● EXERCISE DIRECTIONS
Hunt for the word "component" across the entries below, copying each line that holds it.

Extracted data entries
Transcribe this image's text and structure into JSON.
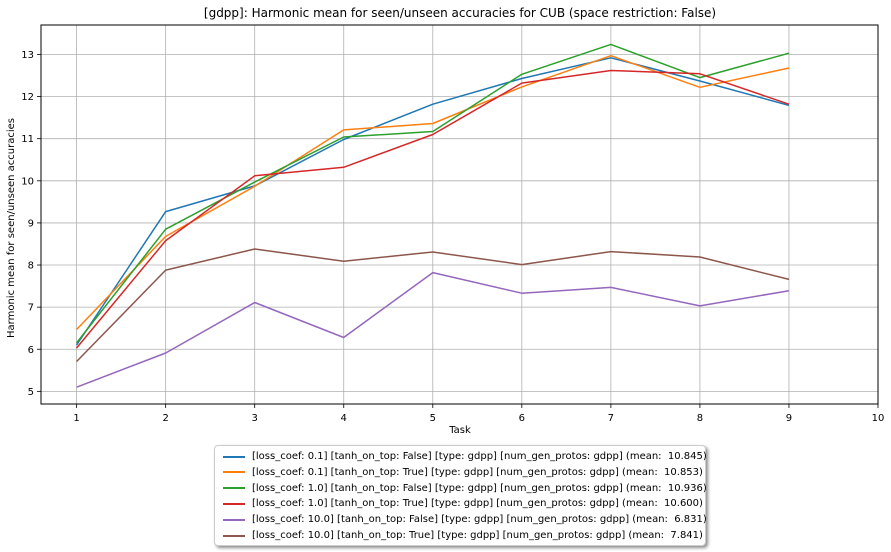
{
  "chart_data": {
    "type": "line",
    "title": "[gdpp]: Harmonic mean for seen/unseen accuracies for CUB (space restriction: False)",
    "xlabel": "Task",
    "ylabel": "Harmonic mean for seen/unseen accuracies",
    "xlim": [
      0.6,
      10
    ],
    "ylim": [
      4.7,
      13.7
    ],
    "xticks": [
      "1",
      "2",
      "3",
      "4",
      "5",
      "6",
      "7",
      "8",
      "9",
      "10"
    ],
    "yticks": [
      "5",
      "6",
      "7",
      "8",
      "9",
      "10",
      "11",
      "12",
      "13"
    ],
    "grid": true,
    "legend_position": "below",
    "x": [
      1,
      2,
      3,
      4,
      5,
      6,
      7,
      8,
      9
    ],
    "series": [
      {
        "name": "[loss_coef: 0.1] [tanh_on_top: False] [type: gdpp] [num_gen_protos: gdpp] (mean:  10.845)",
        "color": "#1f77b4",
        "values": [
          6.1,
          9.27,
          9.88,
          10.98,
          11.82,
          12.43,
          12.92,
          12.37,
          11.79
        ]
      },
      {
        "name": "[loss_coef: 0.1] [tanh_on_top: True] [type: gdpp] [num_gen_protos: gdpp] (mean:  10.853)",
        "color": "#ff7f0e",
        "values": [
          6.47,
          8.68,
          9.87,
          11.21,
          11.36,
          12.23,
          12.97,
          12.22,
          12.68
        ]
      },
      {
        "name": "[loss_coef: 1.0] [tanh_on_top: False] [type: gdpp] [num_gen_protos: gdpp] (mean:  10.936)",
        "color": "#2ca02c",
        "values": [
          6.15,
          8.85,
          9.97,
          11.04,
          11.17,
          12.53,
          13.24,
          12.45,
          13.03
        ]
      },
      {
        "name": "[loss_coef: 1.0] [tanh_on_top: True] [type: gdpp] [num_gen_protos: gdpp] (mean:  10.600)",
        "color": "#d62728",
        "values": [
          6.03,
          8.58,
          10.12,
          10.32,
          11.1,
          12.32,
          12.62,
          12.54,
          11.82
        ]
      },
      {
        "name": "[loss_coef: 10.0] [tanh_on_top: False] [type: gdpp] [num_gen_protos: gdpp] (mean:  6.831)",
        "color": "#9467bd",
        "values": [
          5.1,
          5.91,
          7.11,
          6.28,
          7.82,
          7.33,
          7.47,
          7.03,
          7.39
        ]
      },
      {
        "name": "[loss_coef: 10.0] [tanh_on_top: True] [type: gdpp] [num_gen_protos: gdpp] (mean:  7.841)",
        "color": "#8c564b",
        "values": [
          5.71,
          7.88,
          8.38,
          8.09,
          8.31,
          8.01,
          8.32,
          8.19,
          7.66
        ]
      }
    ]
  }
}
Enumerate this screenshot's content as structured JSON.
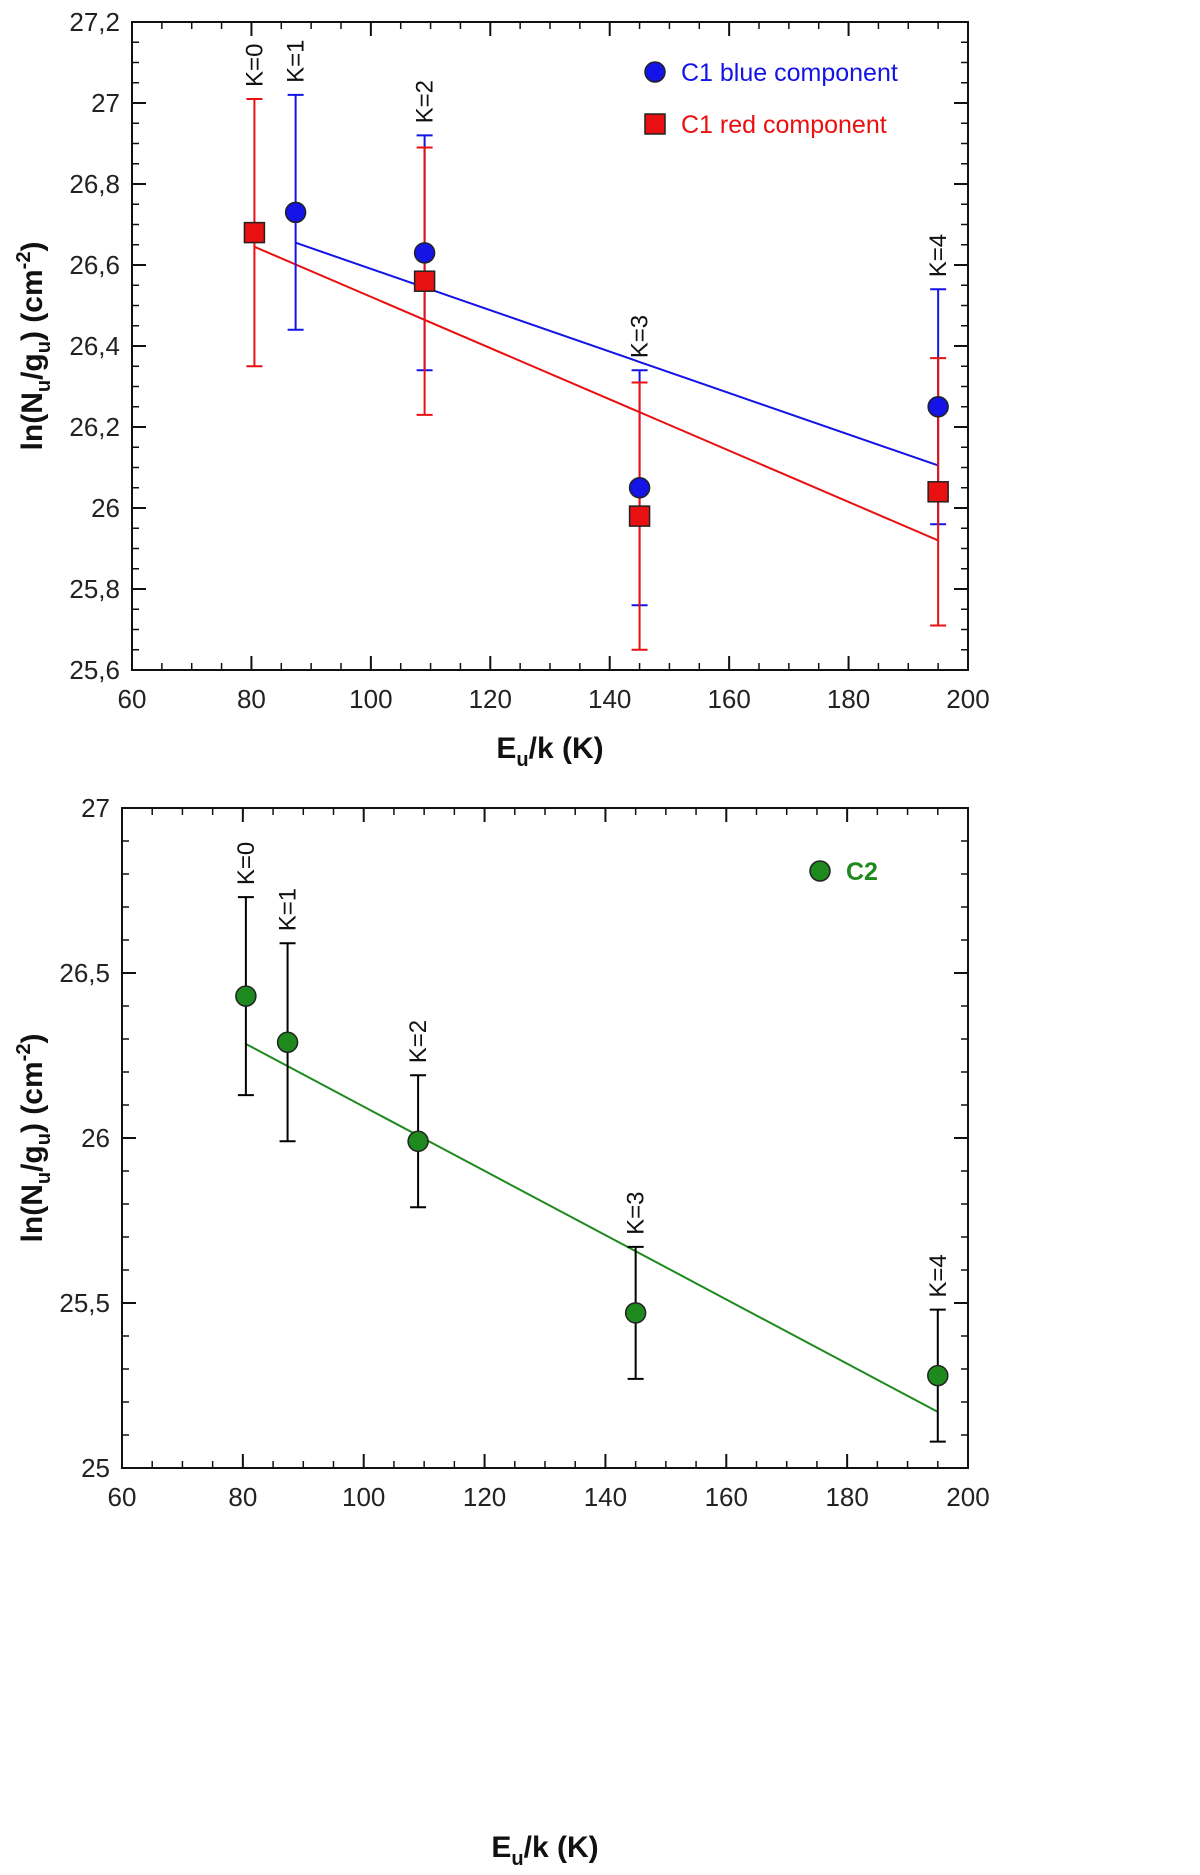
{
  "chart_data": [
    {
      "type": "scatter",
      "id": "top",
      "xlabel": "E_u/k (K)",
      "xlabel_parts": {
        "main": "E",
        "sub": "u",
        "rest": "/k (K)"
      },
      "ylabel": "ln(N_u/g_u) (cm^-2)",
      "ylabel_parts": {
        "a": "ln(N",
        "sub1": "u",
        "b": "/g",
        "sub2": "u",
        "c": ") (cm",
        "sup": "-2",
        "d": ")"
      },
      "xlim": [
        60,
        200
      ],
      "ylim": [
        25.6,
        27.2
      ],
      "xticks": [
        60,
        80,
        100,
        120,
        140,
        160,
        180,
        200
      ],
      "xtick_labels": [
        "60",
        "80",
        "100",
        "120",
        "140",
        "160",
        "180",
        "200"
      ],
      "yticks": [
        25.6,
        25.8,
        26.0,
        26.2,
        26.4,
        26.6,
        26.8,
        27.0,
        27.2
      ],
      "ytick_labels": [
        "25,6",
        "25,8",
        "26",
        "26,2",
        "26,4",
        "26,6",
        "26,8",
        "27",
        "27,2"
      ],
      "x_minor_step": 5,
      "y_minor_step": 0.05,
      "legend_position": "top-right",
      "series": [
        {
          "name": "C1 blue component",
          "color": "#1414e6",
          "marker": "circle",
          "x": [
            87.4,
            109.0,
            145.0,
            195.0
          ],
          "y": [
            26.73,
            26.63,
            26.05,
            26.25
          ],
          "err_low": [
            26.44,
            26.34,
            25.76,
            25.96
          ],
          "err_high": [
            27.02,
            26.92,
            26.34,
            26.54
          ],
          "fit": {
            "x": [
              87.4,
              195.0
            ],
            "y": [
              26.655,
              26.105
            ]
          }
        },
        {
          "name": "C1 red component",
          "color": "#e81010",
          "marker": "square",
          "x": [
            80.5,
            109.0,
            145.0,
            195.0
          ],
          "y": [
            26.68,
            26.56,
            25.98,
            26.04
          ],
          "err_low": [
            26.35,
            26.23,
            25.65,
            25.71
          ],
          "err_high": [
            27.01,
            26.89,
            26.31,
            26.37
          ],
          "fit": {
            "x": [
              80.5,
              195.0
            ],
            "y": [
              26.645,
              25.92
            ]
          }
        }
      ],
      "k_labels": [
        {
          "text": "K=0",
          "x": 80.5,
          "y_top": 27.01
        },
        {
          "text": "K=1",
          "x": 87.4,
          "y_top": 27.02
        },
        {
          "text": "K=2",
          "x": 109.0,
          "y_top": 26.92
        },
        {
          "text": "K=3",
          "x": 145.0,
          "y_top": 26.34
        },
        {
          "text": "K=4",
          "x": 195.0,
          "y_top": 26.54
        }
      ]
    },
    {
      "type": "scatter",
      "id": "bottom",
      "xlabel": "E_u/k (K)",
      "xlabel_parts": {
        "main": "E",
        "sub": "u",
        "rest": "/k (K)"
      },
      "ylabel": "ln(N_u/g_u) (cm^-2)",
      "ylabel_parts": {
        "a": "ln(N",
        "sub1": "u",
        "b": "/g",
        "sub2": "u",
        "c": ") (cm",
        "sup": "-2",
        "d": ")"
      },
      "xlim": [
        60,
        200
      ],
      "ylim": [
        25.0,
        27.0
      ],
      "xticks": [
        60,
        80,
        100,
        120,
        140,
        160,
        180,
        200
      ],
      "xtick_labels": [
        "60",
        "80",
        "100",
        "120",
        "140",
        "160",
        "180",
        "200"
      ],
      "yticks": [
        25.0,
        25.5,
        26.0,
        26.5,
        27.0
      ],
      "ytick_labels": [
        "25",
        "25,5",
        "26",
        "26,5",
        "27"
      ],
      "x_minor_step": 5,
      "y_minor_step": 0.1,
      "legend_position": "top-right",
      "series": [
        {
          "name": "C2",
          "color": "#1e8a1e",
          "marker": "circle",
          "errcolor": "#000000",
          "x": [
            80.5,
            87.4,
            109.0,
            145.0,
            195.0
          ],
          "y": [
            26.43,
            26.29,
            25.99,
            25.47,
            25.28
          ],
          "err_low": [
            26.13,
            25.99,
            25.79,
            25.27,
            25.08
          ],
          "err_high": [
            26.73,
            26.59,
            26.19,
            25.67,
            25.48
          ],
          "fit": {
            "x": [
              80.5,
              195.0
            ],
            "y": [
              26.285,
              25.17
            ]
          }
        }
      ],
      "k_labels": [
        {
          "text": "K=0",
          "x": 80.5,
          "y_top": 26.73
        },
        {
          "text": "K=1",
          "x": 87.4,
          "y_top": 26.59
        },
        {
          "text": "K=2",
          "x": 109.0,
          "y_top": 26.19
        },
        {
          "text": "K=3",
          "x": 145.0,
          "y_top": 25.67
        },
        {
          "text": "K=4",
          "x": 195.0,
          "y_top": 25.48
        }
      ]
    }
  ]
}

● RESULT OF THIS TASK
          "name": "C1 blue component",
          "name": "C1 red component",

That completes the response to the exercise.